Scan the listing below for the word "text" and state how many lines hold it. Write nothing but the number.
** start of The input **
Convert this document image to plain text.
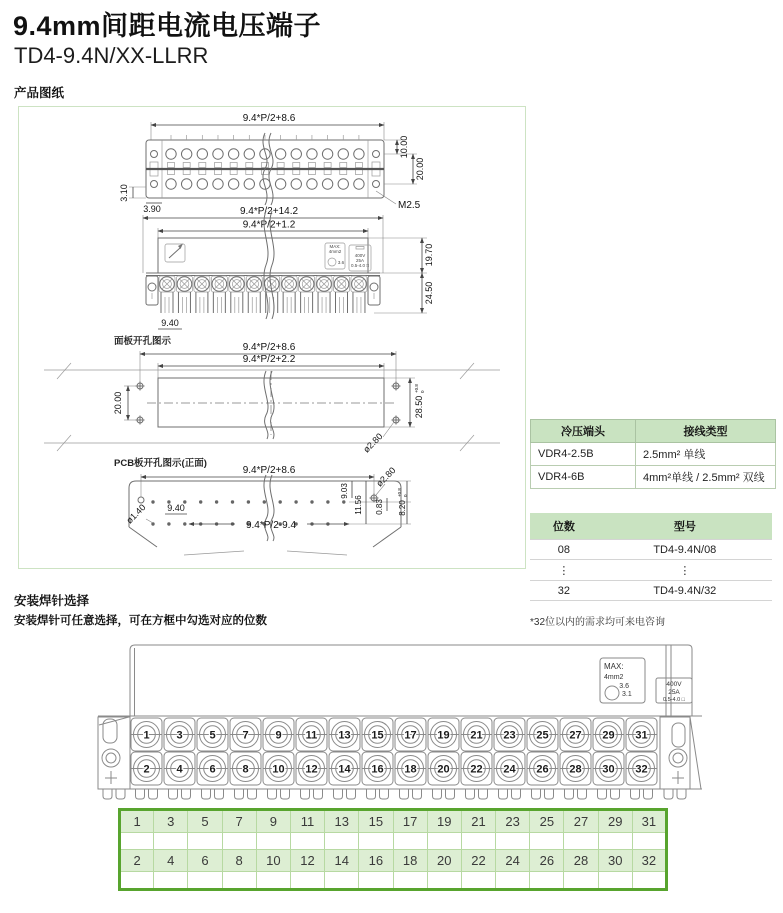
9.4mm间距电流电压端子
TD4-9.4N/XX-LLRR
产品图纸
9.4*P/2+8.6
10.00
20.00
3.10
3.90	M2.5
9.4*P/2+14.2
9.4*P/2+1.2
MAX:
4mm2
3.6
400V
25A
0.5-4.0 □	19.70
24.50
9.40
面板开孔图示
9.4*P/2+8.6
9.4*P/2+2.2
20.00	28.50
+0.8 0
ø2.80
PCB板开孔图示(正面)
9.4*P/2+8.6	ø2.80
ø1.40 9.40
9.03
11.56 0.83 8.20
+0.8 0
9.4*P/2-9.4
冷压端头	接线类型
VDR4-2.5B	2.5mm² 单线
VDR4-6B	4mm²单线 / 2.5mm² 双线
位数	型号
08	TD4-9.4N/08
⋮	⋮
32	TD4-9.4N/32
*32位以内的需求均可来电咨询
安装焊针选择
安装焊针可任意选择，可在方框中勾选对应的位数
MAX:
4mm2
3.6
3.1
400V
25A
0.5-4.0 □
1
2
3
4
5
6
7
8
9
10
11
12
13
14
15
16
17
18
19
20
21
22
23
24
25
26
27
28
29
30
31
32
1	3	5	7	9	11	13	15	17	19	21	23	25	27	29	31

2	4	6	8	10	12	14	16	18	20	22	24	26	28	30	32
** end of The input **
** start of The input **
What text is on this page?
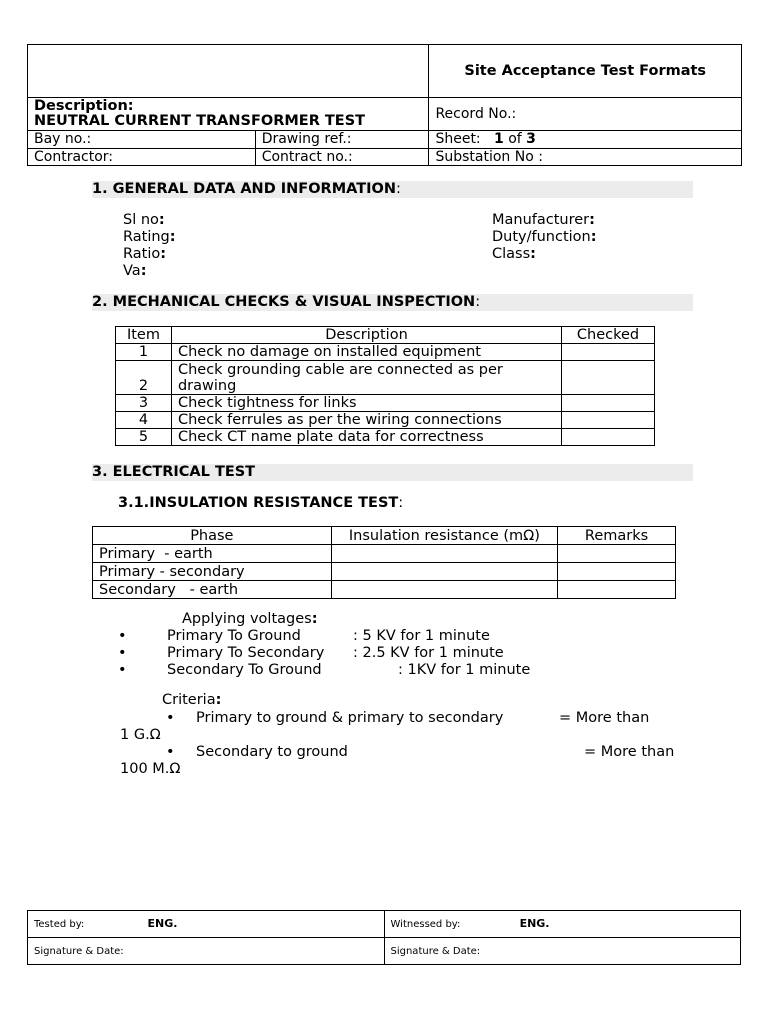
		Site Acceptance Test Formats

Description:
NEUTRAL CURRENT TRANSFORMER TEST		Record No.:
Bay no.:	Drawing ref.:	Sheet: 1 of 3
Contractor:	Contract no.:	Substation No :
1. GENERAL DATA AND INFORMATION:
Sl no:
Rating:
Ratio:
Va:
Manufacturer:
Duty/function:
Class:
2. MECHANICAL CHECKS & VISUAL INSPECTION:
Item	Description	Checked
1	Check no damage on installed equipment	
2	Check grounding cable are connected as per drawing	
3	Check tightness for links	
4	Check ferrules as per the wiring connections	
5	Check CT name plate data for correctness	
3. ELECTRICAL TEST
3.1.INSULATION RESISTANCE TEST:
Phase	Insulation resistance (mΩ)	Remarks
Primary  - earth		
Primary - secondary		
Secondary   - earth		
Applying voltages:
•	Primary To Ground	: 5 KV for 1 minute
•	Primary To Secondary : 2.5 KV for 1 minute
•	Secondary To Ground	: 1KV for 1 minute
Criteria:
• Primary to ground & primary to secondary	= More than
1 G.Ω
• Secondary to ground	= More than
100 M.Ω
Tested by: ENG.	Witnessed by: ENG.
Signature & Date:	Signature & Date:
** end of The input **
** start of The input **
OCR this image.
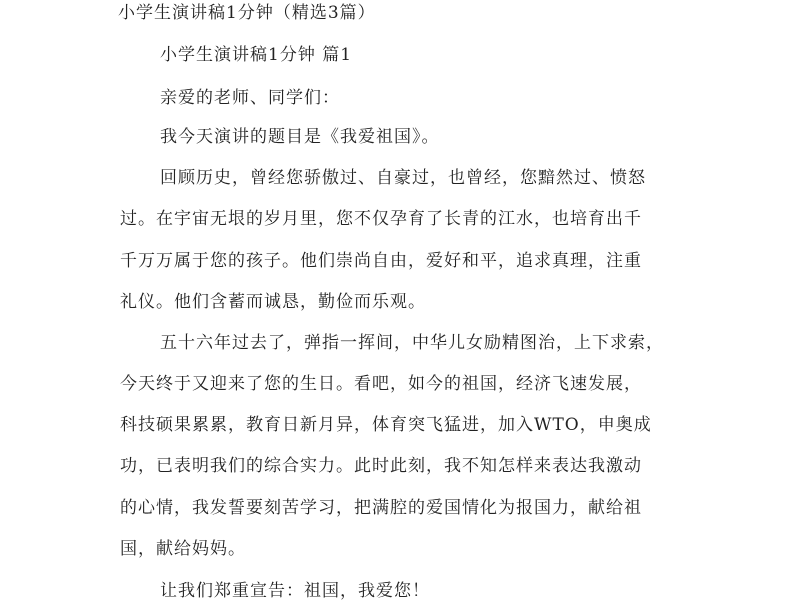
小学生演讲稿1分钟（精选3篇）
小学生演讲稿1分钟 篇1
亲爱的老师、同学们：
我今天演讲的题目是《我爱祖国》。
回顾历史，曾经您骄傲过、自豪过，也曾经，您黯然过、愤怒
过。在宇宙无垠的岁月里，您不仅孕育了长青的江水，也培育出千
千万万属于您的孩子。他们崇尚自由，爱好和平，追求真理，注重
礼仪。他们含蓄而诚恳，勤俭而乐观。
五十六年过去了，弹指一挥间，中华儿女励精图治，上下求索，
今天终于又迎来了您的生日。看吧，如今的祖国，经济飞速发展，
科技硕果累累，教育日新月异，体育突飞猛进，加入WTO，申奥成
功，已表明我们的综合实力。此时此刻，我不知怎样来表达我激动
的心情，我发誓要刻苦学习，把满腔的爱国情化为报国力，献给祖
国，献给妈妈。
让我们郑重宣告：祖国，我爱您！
** end of The input **
**Final result:**
2